Entries with figure data:
____
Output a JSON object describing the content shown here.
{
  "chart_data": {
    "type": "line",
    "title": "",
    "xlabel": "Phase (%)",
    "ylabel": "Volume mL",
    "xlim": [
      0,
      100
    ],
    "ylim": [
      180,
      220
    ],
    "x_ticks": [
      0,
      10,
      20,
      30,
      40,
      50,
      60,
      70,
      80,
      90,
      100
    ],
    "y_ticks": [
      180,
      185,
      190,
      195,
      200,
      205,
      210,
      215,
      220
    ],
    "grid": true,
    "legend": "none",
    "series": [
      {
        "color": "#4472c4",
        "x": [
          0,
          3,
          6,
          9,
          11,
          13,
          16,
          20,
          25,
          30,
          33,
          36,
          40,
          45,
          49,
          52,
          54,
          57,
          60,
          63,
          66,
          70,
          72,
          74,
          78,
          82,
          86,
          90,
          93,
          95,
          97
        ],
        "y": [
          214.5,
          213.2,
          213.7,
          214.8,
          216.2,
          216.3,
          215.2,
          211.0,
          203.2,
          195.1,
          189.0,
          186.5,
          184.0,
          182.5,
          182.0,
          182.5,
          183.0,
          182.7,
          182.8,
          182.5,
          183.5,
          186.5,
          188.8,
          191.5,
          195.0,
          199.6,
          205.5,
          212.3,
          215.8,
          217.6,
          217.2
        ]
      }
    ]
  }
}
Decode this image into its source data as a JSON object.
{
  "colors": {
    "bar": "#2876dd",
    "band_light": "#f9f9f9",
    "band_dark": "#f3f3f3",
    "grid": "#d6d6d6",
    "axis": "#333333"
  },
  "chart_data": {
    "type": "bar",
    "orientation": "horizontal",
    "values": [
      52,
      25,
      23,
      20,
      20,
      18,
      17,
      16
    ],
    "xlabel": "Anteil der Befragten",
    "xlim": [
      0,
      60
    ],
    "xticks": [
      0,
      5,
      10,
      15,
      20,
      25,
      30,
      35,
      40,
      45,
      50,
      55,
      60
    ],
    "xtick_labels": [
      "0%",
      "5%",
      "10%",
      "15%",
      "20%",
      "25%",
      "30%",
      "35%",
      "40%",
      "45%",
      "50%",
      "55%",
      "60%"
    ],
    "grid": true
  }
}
____
WHAT YOU NEED TO DO: Check each line of the records for the string "JSON" and state how many lines contain it. Give only the number.

ANSWER BELOW: 2